- What you will do -
Collect the lines of the entries where "arbetslösa" shows up.

- Stored records -
:::

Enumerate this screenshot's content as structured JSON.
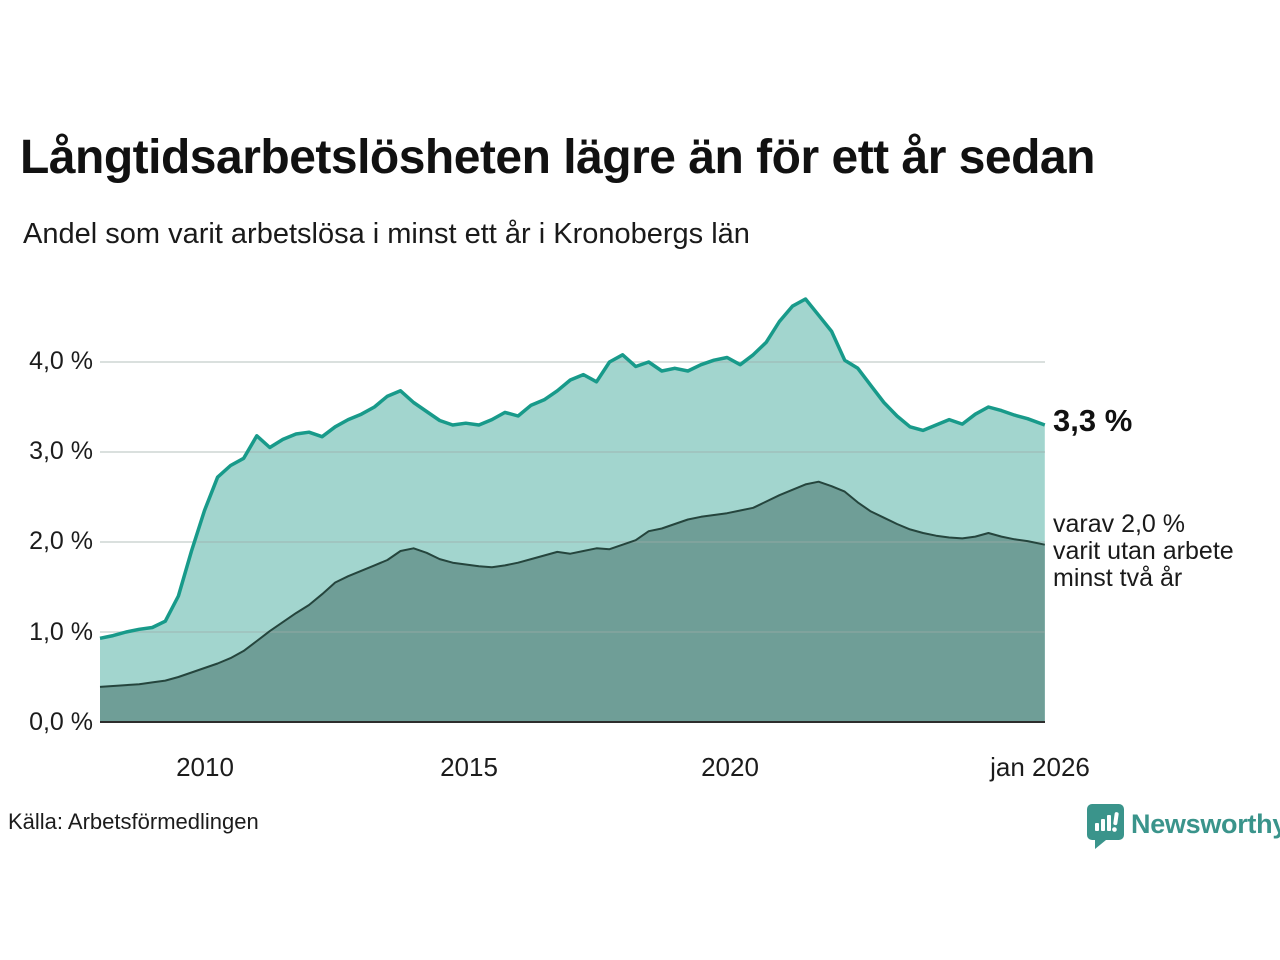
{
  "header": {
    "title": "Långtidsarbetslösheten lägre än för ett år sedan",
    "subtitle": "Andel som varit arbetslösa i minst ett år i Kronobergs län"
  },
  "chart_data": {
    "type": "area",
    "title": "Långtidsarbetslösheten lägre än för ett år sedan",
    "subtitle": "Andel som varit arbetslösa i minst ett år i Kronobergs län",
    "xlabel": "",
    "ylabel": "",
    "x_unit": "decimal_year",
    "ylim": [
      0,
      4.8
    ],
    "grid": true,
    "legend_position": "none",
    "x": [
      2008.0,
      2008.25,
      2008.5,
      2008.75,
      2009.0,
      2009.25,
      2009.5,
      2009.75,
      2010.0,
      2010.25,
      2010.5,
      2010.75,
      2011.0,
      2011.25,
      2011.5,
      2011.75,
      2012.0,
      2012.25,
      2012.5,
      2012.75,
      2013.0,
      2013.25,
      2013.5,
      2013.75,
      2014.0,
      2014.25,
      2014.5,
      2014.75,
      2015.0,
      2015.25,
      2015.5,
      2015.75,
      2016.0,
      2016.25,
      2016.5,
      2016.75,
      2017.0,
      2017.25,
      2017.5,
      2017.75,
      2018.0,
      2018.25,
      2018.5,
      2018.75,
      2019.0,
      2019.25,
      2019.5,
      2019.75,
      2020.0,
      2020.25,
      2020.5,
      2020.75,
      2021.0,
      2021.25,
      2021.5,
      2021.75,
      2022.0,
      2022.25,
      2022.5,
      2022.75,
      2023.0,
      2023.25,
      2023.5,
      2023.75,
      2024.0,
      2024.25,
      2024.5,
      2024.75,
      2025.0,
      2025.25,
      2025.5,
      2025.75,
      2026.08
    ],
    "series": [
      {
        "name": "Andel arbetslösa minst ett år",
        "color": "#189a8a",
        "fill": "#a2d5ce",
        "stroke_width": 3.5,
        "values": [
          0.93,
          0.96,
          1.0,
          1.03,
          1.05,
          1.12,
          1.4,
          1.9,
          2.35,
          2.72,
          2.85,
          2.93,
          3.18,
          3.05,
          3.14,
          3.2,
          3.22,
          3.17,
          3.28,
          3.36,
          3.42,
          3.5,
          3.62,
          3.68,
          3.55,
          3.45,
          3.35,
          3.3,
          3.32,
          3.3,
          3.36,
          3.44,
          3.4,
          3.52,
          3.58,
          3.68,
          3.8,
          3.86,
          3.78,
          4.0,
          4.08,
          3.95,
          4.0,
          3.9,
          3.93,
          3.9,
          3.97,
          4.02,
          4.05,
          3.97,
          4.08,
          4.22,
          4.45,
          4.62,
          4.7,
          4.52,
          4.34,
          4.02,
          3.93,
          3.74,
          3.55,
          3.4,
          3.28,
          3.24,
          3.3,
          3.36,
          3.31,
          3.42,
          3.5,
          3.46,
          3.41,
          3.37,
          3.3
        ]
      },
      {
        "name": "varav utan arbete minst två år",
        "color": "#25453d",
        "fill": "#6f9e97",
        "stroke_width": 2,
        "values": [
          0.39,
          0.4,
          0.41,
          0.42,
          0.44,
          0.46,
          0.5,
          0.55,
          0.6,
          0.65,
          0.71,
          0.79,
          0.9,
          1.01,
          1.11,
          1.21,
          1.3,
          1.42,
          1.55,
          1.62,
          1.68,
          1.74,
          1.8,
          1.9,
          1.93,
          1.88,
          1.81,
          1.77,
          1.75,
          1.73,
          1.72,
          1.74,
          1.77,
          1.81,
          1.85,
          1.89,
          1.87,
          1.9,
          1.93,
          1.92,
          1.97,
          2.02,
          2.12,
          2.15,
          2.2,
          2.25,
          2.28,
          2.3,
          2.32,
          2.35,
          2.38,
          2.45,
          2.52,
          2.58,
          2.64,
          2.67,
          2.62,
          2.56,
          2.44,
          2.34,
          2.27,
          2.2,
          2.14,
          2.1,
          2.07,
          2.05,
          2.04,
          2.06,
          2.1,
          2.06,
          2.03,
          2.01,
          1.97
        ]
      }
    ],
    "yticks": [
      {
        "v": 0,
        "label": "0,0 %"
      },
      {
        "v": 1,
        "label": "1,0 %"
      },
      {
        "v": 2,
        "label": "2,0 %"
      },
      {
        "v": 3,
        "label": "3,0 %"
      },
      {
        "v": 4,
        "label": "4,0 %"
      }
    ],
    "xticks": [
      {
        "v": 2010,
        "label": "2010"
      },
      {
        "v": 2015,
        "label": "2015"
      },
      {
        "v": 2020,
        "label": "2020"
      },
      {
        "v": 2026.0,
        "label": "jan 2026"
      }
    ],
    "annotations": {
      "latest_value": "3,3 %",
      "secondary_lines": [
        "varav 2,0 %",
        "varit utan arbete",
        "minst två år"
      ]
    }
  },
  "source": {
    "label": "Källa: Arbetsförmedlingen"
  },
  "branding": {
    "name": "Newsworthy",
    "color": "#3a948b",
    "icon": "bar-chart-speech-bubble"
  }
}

:::

- Response to the task -
    "subtitle": "Andel som varit arbetslösa i minst ett år i Kronobergs län"
    "subtitle": "Andel som varit arbetslösa i minst ett år i Kronobergs län",
        "name": "Andel arbetslösa minst ett år",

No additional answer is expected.